Write down each entry again, exactly as it reads.
— Start DATA EXCERPTS —
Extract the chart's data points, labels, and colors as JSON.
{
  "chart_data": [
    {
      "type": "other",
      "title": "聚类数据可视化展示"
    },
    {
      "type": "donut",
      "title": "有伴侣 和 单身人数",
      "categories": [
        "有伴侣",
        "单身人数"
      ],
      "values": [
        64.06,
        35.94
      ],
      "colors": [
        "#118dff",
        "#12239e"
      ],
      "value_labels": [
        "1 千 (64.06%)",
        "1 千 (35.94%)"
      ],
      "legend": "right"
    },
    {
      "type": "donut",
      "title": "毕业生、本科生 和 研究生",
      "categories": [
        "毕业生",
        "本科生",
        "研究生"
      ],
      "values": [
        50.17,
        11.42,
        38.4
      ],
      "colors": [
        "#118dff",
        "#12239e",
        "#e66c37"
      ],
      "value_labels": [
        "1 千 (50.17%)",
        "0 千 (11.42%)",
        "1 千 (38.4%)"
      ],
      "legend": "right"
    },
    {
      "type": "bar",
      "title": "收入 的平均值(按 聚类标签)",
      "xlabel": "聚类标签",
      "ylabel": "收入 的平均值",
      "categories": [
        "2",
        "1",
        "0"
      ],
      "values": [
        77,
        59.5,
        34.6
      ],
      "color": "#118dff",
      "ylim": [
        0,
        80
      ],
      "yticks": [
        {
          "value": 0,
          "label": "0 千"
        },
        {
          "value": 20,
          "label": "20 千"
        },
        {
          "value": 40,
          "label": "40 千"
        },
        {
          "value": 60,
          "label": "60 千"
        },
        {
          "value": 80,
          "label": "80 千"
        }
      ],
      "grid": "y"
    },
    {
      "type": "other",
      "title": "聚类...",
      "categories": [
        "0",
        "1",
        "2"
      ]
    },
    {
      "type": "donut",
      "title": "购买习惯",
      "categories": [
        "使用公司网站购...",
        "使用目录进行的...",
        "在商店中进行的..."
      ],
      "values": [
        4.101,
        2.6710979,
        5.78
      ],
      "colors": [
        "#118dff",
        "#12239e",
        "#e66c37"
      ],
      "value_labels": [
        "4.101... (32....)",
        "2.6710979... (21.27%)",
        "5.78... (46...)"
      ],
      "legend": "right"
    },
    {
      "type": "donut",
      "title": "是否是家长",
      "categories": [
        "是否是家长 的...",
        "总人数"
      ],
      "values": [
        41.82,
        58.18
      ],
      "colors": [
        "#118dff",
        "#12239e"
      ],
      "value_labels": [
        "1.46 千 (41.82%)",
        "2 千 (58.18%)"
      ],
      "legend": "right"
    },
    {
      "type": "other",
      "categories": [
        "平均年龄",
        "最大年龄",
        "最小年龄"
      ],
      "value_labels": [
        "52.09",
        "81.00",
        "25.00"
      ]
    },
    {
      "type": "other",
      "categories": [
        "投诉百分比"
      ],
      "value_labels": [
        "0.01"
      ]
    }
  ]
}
— End DATA EXCERPTS —
**COMPLETE ANSWER**
Extract the chart's data points, labels, and colors as JSON.
{
  "chart_data": [
    {
      "type": "other",
      "title": "聚类数据可视化展示"
    },
    {
      "type": "donut",
      "title": "有伴侣 和 单身人数",
      "categories": [
        "有伴侣",
        "单身人数"
      ],
      "values": [
        64.06,
        35.94
      ],
      "colors": [
        "#118dff",
        "#12239e"
      ],
      "value_labels": [
        "1 千 (64.06%)",
        "1 千 (35.94%)"
      ],
      "legend": "right"
    },
    {
      "type": "donut",
      "title": "毕业生、本科生 和 研究生",
      "categories": [
        "毕业生",
        "本科生",
        "研究生"
      ],
      "values": [
        50.17,
        11.42,
        38.4
      ],
      "colors": [
        "#118dff",
        "#12239e",
        "#e66c37"
      ],
      "value_labels": [
        "1 千 (50.17%)",
        "0 千 (11.42%)",
        "1 千 (38.4%)"
      ],
      "legend": "right"
    },
    {
      "type": "bar",
      "title": "收入 的平均值(按 聚类标签)",
      "xlabel": "聚类标签",
      "ylabel": "收入 的平均值",
      "categories": [
        "2",
        "1",
        "0"
      ],
      "values": [
        77,
        59.5,
        34.6
      ],
      "color": "#118dff",
      "ylim": [
        0,
        80
      ],
      "yticks": [
        {
          "value": 0,
          "label": "0 千"
        },
        {
          "value": 20,
          "label": "20 千"
        },
        {
          "value": 40,
          "label": "40 千"
        },
        {
          "value": 60,
          "label": "60 千"
        },
        {
          "value": 80,
          "label": "80 千"
        }
      ],
      "grid": "y"
    },
    {
      "type": "other",
      "title": "聚类...",
      "categories": [
        "0",
        "1",
        "2"
      ]
    },
    {
      "type": "donut",
      "title": "购买习惯",
      "categories": [
        "使用公司网站购...",
        "使用目录进行的...",
        "在商店中进行的..."
      ],
      "values": [
        4.101,
        2.6710979,
        5.78
      ],
      "colors": [
        "#118dff",
        "#12239e",
        "#e66c37"
      ],
      "value_labels": [
        "4.101... (32....)",
        "2.6710979... (21.27%)",
        "5.78... (46...)"
      ],
      "legend": "right"
    },
    {
      "type": "donut",
      "title": "是否是家长",
      "categories": [
        "是否是家长 的...",
        "总人数"
      ],
      "values": [
        41.82,
        58.18
      ],
      "colors": [
        "#118dff",
        "#12239e"
      ],
      "value_labels": [
        "1.46 千 (41.82%)",
        "2 千 (58.18%)"
      ],
      "legend": "right"
    },
    {
      "type": "other",
      "categories": [
        "平均年龄",
        "最大年龄",
        "最小年龄"
      ],
      "value_labels": [
        "52.09",
        "81.00",
        "25.00"
      ]
    },
    {
      "type": "other",
      "categories": [
        "投诉百分比"
      ],
      "value_labels": [
        "0.01"
      ]
    }
  ]
}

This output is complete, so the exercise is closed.